# PROVIDED ENTRIES start

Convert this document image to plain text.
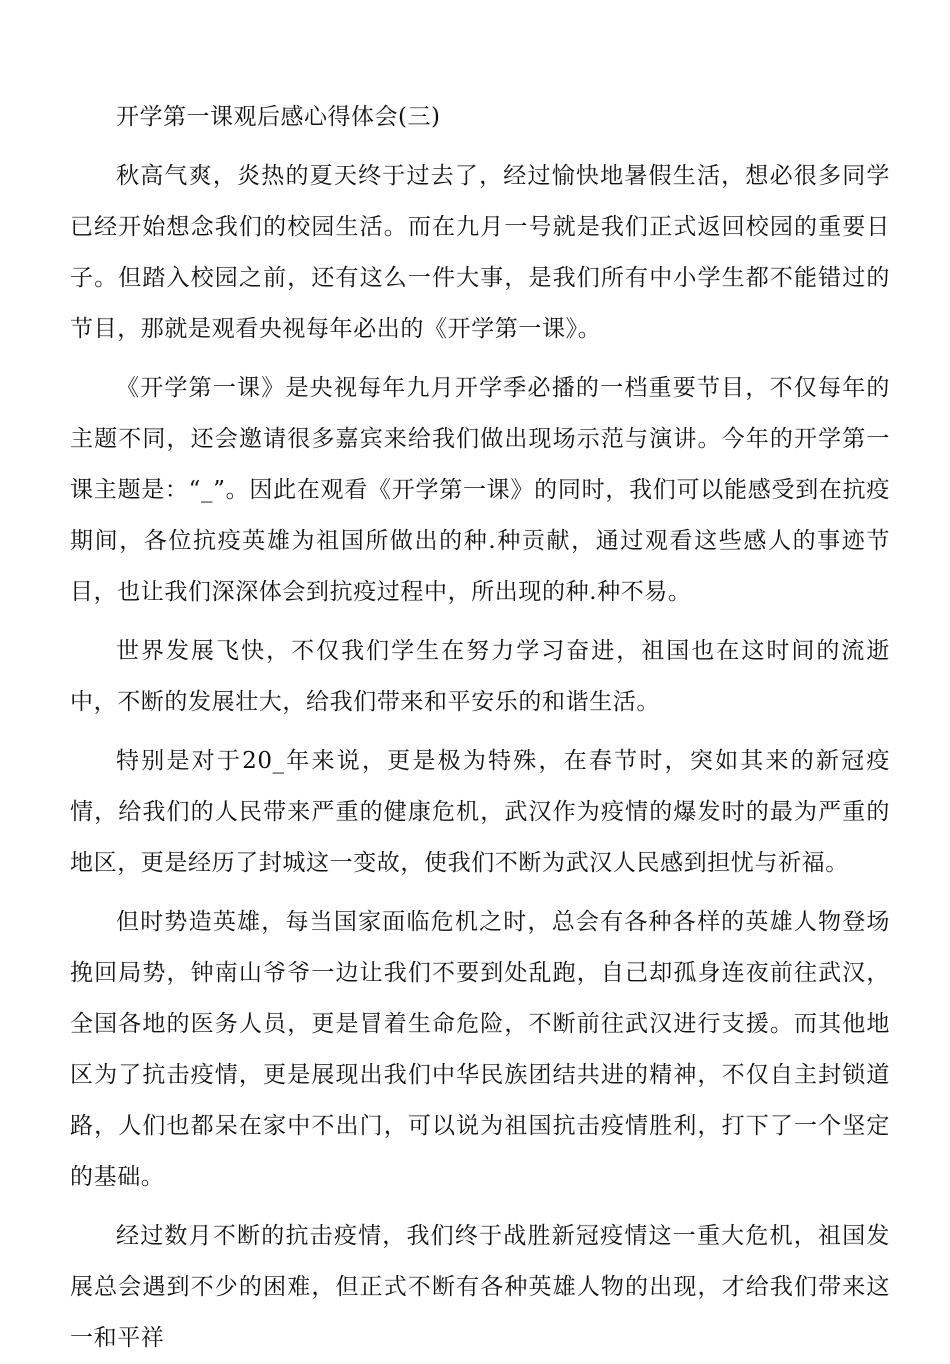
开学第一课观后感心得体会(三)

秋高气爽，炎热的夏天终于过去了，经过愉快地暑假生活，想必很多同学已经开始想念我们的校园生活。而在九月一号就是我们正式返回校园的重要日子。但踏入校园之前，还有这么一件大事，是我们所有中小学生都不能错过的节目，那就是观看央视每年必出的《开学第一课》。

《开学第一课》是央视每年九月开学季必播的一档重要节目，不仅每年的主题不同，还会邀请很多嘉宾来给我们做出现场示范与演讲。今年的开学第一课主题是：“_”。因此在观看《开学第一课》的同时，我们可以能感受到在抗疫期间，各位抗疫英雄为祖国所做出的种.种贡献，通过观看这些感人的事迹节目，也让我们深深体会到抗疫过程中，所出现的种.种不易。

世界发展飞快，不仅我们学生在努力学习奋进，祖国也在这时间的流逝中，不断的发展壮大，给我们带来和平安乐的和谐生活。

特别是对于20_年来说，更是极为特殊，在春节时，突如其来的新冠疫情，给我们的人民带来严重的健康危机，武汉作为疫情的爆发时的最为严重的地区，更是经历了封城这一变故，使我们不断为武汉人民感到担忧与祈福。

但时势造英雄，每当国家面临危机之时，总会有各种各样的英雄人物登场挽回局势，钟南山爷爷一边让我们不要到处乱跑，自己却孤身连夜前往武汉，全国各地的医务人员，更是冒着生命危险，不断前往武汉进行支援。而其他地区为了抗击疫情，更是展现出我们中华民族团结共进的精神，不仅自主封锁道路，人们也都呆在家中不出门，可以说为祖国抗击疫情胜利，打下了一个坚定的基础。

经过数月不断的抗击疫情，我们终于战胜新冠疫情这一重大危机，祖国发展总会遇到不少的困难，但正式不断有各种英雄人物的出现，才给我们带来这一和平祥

# PROVIDED ENTRIES end

Copy the records word for word, leaving no picture in the copy.

Convert this document image to plain text.
开学第一课观后感心得体会(三)

秋高气爽，炎热的夏天终于过去了，经过愉快地暑假生活，想必很多同学已经开始想念我们的校园生活。而在九月一号就是我们正式返回校园的重要日子。但踏入校园之前，还有这么一件大事，是我们所有中小学生都不能错过的节目，那就是观看央视每年必出的《开学第一课》。

《开学第一课》是央视每年九月开学季必播的一档重要节目，不仅每年的主题不同，还会邀请很多嘉宾来给我们做出现场示范与演讲。今年的开学第一课主题是：“_”。因此在观看《开学第一课》的同时，我们可以能感受到在抗疫期间，各位抗疫英雄为祖国所做出的种.种贡献，通过观看这些感人的事迹节目，也让我们深深体会到抗疫过程中，所出现的种.种不易。

世界发展飞快，不仅我们学生在努力学习奋进，祖国也在这时间的流逝中，不断的发展壮大，给我们带来和平安乐的和谐生活。

特别是对于20_年来说，更是极为特殊，在春节时，突如其来的新冠疫情，给我们的人民带来严重的健康危机，武汉作为疫情的爆发时的最为严重的地区，更是经历了封城这一变故，使我们不断为武汉人民感到担忧与祈福。

但时势造英雄，每当国家面临危机之时，总会有各种各样的英雄人物登场挽回局势，钟南山爷爷一边让我们不要到处乱跑，自己却孤身连夜前往武汉，全国各地的医务人员，更是冒着生命危险，不断前往武汉进行支援。而其他地区为了抗击疫情，更是展现出我们中华民族团结共进的精神，不仅自主封锁道路，人们也都呆在家中不出门，可以说为祖国抗击疫情胜利，打下了一个坚定的基础。

经过数月不断的抗击疫情，我们终于战胜新冠疫情这一重大危机，祖国发展总会遇到不少的困难，但正式不断有各种英雄人物的出现，才给我们带来这一和平祥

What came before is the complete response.